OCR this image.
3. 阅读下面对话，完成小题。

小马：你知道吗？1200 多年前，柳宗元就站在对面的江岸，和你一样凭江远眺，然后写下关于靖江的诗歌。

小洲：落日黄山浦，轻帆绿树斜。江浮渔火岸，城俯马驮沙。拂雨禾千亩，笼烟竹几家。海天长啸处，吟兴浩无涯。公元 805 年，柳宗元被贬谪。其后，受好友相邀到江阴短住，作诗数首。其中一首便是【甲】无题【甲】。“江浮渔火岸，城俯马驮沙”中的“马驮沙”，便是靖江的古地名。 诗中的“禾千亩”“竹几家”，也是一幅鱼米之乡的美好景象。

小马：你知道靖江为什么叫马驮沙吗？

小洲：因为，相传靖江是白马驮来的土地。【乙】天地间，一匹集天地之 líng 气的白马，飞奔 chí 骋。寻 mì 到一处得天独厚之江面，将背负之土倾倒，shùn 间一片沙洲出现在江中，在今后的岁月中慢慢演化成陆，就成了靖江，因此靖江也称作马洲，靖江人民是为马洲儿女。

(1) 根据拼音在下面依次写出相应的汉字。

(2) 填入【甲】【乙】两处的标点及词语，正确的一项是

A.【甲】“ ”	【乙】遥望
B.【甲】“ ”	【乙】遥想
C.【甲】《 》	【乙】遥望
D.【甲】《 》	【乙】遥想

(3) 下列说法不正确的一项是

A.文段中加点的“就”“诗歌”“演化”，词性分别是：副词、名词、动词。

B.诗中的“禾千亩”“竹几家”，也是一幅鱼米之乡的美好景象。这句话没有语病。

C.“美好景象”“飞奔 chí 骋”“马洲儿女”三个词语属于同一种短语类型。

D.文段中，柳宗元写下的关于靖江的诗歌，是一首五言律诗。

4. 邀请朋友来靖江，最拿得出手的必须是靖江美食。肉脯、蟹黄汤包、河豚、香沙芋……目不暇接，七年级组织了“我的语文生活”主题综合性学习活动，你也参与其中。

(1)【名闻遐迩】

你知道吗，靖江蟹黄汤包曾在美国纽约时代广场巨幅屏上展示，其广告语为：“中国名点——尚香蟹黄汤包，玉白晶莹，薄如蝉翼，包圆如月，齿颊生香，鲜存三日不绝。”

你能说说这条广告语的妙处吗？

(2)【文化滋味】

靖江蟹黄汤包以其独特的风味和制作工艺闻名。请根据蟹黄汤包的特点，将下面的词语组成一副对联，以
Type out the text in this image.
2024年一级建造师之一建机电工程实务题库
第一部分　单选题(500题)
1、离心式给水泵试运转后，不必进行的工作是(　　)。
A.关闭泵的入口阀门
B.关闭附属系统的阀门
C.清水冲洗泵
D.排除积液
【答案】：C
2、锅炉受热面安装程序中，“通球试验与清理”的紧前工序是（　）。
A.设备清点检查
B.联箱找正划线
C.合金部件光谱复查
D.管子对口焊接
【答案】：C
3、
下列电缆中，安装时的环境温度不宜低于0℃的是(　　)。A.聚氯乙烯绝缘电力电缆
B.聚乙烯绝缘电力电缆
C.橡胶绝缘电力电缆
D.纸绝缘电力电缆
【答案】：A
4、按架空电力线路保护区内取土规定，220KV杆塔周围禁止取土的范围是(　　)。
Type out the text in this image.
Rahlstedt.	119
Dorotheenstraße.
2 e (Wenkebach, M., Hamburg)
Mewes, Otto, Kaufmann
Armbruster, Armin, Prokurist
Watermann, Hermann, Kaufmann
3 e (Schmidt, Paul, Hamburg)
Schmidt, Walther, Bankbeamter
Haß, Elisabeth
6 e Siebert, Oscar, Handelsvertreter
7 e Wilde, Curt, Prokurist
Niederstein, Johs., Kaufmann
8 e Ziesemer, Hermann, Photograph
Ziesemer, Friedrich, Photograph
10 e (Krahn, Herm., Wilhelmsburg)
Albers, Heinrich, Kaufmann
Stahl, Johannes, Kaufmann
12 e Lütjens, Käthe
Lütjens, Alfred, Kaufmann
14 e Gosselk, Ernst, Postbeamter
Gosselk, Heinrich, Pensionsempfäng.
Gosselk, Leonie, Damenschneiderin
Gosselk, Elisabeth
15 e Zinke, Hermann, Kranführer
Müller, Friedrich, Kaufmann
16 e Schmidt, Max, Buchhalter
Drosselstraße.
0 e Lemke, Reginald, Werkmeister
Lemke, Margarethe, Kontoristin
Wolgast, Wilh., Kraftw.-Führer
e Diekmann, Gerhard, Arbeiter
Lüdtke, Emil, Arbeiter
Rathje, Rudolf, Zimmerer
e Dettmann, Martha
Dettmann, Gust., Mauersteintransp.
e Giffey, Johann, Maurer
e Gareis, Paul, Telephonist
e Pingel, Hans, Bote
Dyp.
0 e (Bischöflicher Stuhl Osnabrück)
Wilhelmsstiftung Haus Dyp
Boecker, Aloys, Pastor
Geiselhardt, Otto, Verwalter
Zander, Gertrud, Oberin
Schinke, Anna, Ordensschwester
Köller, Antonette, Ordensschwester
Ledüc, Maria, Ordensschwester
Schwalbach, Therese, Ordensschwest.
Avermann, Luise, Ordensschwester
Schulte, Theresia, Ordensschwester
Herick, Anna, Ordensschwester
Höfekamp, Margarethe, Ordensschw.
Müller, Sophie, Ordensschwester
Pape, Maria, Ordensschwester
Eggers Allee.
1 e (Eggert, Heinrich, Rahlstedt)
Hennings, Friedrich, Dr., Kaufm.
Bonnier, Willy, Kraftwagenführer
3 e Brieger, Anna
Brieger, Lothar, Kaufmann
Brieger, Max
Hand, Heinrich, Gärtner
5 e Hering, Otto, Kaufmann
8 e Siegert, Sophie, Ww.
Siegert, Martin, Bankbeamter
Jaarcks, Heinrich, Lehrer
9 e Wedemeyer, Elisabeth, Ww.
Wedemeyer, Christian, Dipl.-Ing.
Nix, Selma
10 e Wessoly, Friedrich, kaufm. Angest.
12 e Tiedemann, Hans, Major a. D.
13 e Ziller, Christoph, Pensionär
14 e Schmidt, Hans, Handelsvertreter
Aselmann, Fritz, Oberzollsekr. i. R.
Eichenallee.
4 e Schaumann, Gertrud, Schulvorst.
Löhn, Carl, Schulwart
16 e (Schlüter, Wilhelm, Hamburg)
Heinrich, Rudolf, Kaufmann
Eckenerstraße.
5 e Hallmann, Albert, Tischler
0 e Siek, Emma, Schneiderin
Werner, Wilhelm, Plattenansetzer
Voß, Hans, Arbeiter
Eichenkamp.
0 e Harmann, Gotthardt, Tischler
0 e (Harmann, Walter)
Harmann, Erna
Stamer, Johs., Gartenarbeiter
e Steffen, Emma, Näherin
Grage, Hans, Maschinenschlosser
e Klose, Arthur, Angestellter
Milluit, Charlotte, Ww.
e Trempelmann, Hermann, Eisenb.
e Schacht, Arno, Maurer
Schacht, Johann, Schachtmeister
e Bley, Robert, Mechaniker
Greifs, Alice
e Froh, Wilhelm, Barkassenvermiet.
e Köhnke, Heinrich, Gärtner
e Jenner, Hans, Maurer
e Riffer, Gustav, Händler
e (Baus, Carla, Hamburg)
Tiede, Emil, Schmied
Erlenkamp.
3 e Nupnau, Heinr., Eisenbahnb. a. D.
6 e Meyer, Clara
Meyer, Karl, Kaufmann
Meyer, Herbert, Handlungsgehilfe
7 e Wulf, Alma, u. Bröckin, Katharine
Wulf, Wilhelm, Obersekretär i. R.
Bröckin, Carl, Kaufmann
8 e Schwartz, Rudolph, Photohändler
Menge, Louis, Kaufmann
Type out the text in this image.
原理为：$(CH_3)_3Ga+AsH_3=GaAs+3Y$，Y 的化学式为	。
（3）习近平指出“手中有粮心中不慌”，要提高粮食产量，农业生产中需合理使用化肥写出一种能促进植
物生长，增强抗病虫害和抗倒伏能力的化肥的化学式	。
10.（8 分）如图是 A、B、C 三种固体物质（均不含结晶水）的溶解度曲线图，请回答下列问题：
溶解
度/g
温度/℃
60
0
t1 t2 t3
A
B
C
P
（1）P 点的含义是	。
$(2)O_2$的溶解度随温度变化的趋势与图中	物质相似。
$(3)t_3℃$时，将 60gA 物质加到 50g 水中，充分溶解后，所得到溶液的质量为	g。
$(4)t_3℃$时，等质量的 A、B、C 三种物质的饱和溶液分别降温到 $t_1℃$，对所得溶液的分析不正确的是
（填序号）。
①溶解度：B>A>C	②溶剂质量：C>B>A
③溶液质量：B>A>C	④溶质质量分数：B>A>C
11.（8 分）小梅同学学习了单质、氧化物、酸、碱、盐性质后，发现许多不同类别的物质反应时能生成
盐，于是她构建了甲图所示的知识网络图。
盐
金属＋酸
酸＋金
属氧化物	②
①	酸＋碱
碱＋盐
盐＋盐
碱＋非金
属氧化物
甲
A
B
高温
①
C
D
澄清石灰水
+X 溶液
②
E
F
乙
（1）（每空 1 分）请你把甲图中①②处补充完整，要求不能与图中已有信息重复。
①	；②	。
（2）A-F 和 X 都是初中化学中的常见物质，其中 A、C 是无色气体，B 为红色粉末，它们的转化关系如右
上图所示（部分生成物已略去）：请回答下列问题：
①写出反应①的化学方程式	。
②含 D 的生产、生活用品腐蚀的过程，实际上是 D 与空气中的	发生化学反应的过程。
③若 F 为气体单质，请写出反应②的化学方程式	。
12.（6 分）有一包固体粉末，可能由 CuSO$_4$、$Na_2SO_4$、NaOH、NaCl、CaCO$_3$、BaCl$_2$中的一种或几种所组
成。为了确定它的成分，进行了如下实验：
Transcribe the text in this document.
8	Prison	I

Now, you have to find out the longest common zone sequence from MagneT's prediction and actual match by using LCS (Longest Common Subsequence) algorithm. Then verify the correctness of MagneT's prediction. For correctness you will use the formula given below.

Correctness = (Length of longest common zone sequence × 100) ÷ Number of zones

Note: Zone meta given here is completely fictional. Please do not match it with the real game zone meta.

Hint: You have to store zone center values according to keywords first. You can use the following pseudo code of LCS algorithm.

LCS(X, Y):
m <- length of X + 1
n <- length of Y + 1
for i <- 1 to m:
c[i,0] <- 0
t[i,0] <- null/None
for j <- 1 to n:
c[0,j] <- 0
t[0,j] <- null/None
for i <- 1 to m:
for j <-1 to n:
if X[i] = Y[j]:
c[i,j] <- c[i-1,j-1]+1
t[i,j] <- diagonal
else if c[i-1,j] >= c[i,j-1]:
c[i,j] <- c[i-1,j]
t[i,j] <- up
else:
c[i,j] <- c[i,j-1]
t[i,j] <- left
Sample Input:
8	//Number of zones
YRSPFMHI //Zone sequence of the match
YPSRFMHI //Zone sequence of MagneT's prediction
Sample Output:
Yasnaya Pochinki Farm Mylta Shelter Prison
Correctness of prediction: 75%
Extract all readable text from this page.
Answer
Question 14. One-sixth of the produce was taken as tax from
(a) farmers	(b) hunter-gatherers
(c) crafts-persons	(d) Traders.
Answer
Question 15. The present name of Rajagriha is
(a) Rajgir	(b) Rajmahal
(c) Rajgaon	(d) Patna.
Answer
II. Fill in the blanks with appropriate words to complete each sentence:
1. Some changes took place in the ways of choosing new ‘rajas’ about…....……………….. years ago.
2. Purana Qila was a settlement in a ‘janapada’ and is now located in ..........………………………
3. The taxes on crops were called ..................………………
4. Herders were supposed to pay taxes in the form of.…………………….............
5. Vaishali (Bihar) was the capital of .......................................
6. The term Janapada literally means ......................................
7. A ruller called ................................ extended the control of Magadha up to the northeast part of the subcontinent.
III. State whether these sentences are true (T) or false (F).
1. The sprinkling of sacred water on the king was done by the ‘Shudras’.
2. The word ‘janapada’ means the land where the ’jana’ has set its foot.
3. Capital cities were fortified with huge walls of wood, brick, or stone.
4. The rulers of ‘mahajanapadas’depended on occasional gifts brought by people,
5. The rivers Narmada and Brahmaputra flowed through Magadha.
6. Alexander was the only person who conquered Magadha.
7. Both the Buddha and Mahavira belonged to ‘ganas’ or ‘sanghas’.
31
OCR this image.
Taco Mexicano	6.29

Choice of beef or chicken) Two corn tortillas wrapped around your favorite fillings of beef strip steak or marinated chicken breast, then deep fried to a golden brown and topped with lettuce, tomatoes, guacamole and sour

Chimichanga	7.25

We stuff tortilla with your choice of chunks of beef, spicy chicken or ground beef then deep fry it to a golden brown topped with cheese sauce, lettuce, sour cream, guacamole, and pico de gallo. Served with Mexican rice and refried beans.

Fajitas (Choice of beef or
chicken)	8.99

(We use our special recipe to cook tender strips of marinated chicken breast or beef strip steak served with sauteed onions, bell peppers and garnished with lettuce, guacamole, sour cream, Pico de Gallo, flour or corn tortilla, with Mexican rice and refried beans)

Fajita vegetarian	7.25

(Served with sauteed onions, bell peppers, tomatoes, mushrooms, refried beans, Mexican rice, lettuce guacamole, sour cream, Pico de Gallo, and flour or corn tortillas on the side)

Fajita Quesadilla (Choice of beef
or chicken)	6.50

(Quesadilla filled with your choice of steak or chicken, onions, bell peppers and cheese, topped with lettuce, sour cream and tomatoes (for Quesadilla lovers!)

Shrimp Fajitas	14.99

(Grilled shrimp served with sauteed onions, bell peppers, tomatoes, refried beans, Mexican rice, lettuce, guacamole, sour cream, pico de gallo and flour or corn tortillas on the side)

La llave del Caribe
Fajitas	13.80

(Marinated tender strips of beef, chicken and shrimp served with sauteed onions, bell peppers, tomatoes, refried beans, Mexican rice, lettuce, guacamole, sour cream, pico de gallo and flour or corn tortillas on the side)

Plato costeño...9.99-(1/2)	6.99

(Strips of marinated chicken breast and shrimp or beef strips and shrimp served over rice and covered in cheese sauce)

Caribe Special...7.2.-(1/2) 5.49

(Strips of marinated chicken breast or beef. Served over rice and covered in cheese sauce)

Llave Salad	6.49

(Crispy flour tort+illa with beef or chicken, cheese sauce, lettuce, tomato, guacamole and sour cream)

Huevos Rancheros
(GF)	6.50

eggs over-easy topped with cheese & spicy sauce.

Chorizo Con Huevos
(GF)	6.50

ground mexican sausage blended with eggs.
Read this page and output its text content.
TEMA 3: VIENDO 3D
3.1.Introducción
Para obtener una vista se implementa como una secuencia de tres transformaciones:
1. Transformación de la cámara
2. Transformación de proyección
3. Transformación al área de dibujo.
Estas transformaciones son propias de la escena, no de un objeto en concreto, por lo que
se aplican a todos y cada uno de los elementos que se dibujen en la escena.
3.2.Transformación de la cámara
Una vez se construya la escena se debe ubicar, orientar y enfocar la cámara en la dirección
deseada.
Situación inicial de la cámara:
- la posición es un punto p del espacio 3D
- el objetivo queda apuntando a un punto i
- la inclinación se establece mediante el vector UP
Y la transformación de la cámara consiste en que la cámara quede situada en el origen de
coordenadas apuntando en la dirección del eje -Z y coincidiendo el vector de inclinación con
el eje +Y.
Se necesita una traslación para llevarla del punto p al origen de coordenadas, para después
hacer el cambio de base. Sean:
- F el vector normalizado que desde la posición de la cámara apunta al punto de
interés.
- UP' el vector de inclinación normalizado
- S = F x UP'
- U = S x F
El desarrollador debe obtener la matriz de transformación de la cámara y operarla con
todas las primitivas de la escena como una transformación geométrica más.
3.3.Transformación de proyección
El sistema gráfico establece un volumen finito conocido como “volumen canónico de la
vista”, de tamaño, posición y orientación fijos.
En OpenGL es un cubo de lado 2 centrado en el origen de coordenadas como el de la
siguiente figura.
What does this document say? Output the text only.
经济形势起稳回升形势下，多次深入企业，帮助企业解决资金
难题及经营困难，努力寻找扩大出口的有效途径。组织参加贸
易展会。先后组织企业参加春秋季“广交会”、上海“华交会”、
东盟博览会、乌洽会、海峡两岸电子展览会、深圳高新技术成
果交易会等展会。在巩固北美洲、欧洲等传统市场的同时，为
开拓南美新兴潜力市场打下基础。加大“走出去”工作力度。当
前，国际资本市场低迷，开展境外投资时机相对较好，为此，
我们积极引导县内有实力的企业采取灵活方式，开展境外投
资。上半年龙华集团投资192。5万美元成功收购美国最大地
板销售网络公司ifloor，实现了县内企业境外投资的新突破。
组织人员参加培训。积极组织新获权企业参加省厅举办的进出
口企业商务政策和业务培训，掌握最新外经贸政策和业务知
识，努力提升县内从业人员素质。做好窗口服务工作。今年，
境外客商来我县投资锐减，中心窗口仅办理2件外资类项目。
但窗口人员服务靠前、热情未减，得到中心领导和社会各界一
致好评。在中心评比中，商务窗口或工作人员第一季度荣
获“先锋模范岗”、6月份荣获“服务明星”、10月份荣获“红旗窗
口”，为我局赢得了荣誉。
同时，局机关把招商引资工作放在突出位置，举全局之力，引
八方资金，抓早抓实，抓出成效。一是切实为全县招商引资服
• • • •
Task directions: Pull out and copy each line containing the string "Hamburg".

Solution below:
2 e (Wenkebach, M., Hamburg)
3 e (Schmidt, Paul, Hamburg)
16 e (Schlüter, Wilhelm, Hamburg)
e (Baus, Carla, Hamburg)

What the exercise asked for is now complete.